[REQUEST]:
Of all the lines in this data, how many include "hiểu"? Respond with the number only.

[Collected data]
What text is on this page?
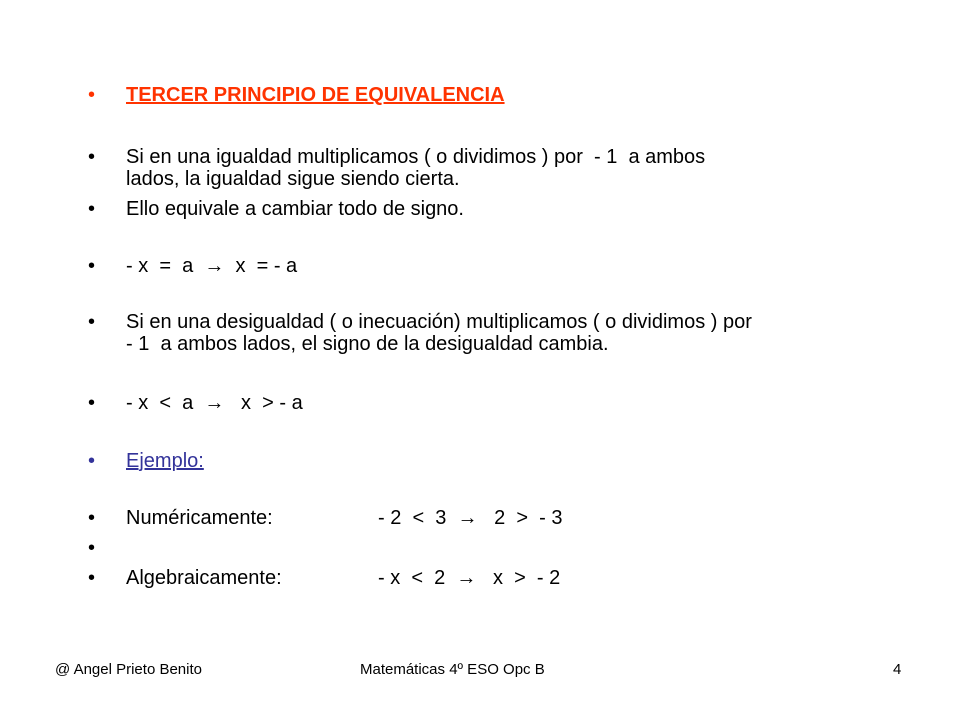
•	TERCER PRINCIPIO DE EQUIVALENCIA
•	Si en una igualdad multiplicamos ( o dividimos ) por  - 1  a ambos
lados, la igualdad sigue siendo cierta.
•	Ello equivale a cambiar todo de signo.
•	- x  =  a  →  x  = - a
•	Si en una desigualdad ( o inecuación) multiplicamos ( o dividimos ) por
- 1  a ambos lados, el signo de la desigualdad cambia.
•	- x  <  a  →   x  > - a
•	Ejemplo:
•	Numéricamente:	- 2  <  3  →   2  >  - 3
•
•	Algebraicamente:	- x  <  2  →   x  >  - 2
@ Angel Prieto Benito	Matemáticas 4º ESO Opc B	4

--

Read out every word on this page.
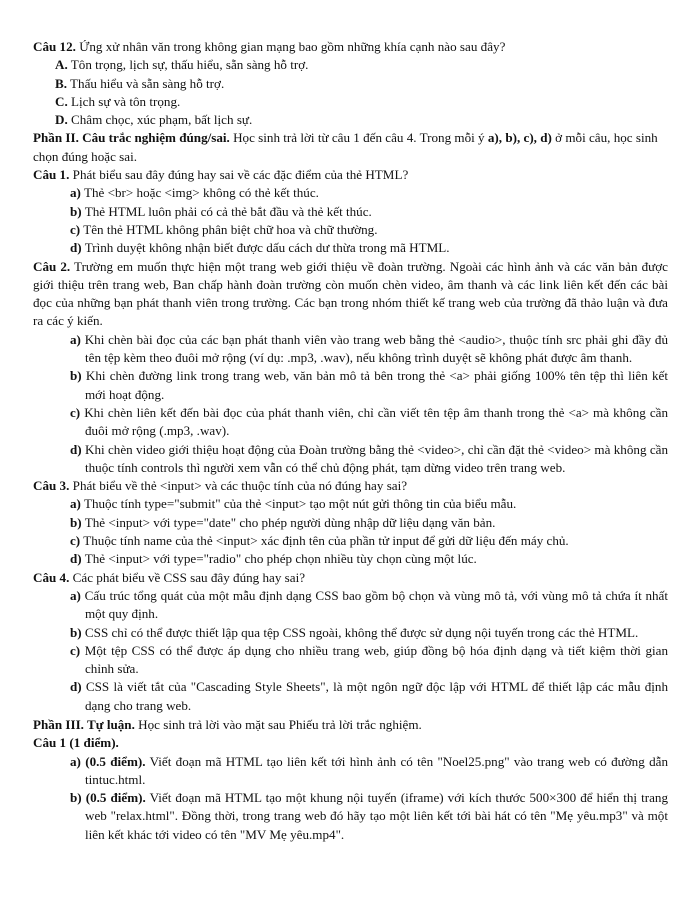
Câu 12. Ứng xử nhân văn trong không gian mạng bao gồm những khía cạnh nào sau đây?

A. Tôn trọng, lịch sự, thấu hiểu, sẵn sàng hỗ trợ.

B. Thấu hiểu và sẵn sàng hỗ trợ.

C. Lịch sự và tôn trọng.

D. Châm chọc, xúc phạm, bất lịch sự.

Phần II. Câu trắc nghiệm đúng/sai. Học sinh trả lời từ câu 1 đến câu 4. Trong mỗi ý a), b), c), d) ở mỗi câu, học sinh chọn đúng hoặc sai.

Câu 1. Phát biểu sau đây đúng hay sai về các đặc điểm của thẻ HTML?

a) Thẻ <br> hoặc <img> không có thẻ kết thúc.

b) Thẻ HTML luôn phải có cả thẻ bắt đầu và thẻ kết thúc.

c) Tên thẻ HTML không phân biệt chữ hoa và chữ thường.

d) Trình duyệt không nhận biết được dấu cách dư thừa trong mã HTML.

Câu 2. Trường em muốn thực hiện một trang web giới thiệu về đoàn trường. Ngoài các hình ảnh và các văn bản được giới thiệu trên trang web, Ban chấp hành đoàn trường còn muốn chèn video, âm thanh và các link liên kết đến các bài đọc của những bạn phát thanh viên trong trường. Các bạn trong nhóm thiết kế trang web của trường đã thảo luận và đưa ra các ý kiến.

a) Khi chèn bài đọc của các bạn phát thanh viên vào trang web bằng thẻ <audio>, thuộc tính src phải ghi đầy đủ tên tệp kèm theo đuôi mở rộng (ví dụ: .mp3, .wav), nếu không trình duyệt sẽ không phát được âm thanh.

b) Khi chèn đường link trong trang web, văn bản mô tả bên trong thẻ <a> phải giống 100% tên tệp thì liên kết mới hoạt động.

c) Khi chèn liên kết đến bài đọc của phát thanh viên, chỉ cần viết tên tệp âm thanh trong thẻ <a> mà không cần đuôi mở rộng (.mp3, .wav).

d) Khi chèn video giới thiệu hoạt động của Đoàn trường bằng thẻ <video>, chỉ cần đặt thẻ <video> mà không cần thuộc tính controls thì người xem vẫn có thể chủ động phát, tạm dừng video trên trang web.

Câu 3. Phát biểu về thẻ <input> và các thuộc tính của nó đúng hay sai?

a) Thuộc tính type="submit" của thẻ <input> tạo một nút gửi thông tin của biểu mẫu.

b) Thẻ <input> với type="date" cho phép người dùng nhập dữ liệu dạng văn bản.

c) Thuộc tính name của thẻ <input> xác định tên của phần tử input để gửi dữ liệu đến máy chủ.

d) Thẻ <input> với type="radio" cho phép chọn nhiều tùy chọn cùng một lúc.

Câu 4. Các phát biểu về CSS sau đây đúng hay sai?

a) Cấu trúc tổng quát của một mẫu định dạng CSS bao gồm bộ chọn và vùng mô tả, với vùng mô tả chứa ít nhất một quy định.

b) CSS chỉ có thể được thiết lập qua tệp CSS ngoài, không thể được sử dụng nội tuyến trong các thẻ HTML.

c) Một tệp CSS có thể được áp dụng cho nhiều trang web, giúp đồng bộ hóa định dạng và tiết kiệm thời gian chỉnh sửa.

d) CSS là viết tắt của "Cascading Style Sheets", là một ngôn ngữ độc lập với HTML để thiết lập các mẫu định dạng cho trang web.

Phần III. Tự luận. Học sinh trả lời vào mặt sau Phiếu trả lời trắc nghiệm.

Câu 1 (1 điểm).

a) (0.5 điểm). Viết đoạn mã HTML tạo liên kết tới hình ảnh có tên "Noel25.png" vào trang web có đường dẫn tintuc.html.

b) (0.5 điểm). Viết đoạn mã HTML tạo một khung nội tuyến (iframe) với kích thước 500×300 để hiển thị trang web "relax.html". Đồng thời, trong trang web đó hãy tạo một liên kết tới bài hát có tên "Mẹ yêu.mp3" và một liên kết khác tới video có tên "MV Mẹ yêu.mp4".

[ANSWER BELOW]:
2